Give the number of lines in this listing that contain "CCTV", with no other words.

-- Start Input material --

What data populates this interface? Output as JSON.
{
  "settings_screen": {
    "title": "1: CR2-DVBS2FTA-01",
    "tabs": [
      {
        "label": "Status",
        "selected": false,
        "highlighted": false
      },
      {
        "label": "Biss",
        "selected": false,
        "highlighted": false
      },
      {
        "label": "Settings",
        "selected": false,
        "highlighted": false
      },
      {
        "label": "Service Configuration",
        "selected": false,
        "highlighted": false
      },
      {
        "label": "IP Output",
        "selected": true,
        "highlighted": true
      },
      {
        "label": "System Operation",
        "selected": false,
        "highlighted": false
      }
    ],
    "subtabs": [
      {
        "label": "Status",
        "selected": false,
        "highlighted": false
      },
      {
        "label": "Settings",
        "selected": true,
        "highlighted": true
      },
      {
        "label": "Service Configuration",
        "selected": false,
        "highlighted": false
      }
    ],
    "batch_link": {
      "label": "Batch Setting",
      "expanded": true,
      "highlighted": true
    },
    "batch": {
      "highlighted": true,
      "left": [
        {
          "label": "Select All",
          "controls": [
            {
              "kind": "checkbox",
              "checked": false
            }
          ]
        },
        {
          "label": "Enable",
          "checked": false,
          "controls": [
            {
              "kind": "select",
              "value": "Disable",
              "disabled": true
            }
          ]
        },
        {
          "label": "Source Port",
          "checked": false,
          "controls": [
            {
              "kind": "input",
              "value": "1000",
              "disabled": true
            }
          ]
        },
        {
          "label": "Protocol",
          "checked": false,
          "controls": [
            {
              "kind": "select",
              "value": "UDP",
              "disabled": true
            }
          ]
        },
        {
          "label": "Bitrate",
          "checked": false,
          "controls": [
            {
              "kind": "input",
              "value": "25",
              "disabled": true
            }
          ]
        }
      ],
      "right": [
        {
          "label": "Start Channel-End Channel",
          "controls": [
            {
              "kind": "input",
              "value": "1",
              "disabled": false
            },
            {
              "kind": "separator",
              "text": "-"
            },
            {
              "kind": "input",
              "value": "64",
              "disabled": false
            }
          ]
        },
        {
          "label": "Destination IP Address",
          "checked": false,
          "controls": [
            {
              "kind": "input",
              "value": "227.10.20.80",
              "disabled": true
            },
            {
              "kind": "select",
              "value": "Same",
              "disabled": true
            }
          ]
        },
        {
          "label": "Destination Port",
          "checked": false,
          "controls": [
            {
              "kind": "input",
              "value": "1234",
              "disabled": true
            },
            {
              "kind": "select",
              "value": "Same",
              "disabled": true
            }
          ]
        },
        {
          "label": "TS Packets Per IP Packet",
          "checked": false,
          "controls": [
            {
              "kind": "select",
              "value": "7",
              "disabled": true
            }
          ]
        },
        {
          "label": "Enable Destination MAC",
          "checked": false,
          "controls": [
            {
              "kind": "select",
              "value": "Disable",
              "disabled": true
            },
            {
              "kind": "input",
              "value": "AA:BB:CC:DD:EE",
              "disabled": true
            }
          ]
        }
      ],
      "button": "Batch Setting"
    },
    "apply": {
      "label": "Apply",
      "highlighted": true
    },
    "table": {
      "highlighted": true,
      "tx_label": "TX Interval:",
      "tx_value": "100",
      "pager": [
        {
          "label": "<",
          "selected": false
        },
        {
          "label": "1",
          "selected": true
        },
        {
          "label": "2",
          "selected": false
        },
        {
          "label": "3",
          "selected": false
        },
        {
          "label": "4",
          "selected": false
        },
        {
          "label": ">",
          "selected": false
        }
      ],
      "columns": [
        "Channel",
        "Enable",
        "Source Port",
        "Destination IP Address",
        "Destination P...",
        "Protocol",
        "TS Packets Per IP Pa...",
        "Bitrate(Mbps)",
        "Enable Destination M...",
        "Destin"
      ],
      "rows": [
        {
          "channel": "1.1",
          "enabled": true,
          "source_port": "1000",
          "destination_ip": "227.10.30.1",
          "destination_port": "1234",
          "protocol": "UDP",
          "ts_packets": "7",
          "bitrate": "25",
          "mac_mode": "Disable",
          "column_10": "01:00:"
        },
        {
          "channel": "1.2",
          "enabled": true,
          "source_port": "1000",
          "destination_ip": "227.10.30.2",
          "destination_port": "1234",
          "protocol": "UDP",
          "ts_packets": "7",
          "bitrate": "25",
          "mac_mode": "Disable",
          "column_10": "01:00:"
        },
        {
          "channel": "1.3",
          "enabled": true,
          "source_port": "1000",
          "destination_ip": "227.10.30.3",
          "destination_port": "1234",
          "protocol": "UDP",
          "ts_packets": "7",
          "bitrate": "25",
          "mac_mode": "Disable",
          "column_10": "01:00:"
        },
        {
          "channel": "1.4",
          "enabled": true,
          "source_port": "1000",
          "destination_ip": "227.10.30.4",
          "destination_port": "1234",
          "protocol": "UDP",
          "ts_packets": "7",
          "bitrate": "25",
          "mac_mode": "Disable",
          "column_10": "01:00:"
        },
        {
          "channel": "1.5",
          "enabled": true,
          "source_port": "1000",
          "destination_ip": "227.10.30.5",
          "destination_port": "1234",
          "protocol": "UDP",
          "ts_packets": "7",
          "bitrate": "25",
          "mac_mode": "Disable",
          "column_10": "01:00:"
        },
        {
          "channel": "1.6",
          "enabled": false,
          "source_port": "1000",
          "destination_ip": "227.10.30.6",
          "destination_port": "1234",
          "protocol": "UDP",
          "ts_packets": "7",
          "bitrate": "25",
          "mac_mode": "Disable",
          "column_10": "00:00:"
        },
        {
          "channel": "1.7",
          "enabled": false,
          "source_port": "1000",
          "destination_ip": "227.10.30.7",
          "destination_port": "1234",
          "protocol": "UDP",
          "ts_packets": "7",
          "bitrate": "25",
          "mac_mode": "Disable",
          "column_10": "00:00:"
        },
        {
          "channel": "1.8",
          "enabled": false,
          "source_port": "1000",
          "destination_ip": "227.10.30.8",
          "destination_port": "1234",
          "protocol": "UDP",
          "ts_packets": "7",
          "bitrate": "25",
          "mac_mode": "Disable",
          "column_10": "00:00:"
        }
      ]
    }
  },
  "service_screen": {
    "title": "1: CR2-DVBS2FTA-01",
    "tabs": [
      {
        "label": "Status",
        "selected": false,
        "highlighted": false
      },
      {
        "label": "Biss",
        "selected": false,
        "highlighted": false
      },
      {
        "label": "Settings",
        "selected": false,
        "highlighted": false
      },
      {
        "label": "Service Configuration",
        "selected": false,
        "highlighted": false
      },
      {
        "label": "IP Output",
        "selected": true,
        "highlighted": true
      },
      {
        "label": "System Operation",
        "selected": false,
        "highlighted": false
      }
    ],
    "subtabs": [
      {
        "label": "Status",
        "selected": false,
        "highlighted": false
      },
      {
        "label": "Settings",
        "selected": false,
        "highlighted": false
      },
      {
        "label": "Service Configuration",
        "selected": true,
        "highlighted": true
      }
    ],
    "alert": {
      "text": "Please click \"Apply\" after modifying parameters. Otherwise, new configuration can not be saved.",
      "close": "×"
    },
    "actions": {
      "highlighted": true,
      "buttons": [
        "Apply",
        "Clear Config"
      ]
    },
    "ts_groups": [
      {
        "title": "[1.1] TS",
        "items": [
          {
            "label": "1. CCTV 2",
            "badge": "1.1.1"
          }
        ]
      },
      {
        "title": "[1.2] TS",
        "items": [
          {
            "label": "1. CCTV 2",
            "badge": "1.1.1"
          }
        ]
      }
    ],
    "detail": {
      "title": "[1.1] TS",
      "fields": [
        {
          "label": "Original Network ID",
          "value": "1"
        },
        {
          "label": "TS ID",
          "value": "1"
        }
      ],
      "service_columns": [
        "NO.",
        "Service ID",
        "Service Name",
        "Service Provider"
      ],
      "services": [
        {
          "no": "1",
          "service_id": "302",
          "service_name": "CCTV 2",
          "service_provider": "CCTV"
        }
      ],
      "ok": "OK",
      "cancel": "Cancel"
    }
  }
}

-- End Input material --

Full response
4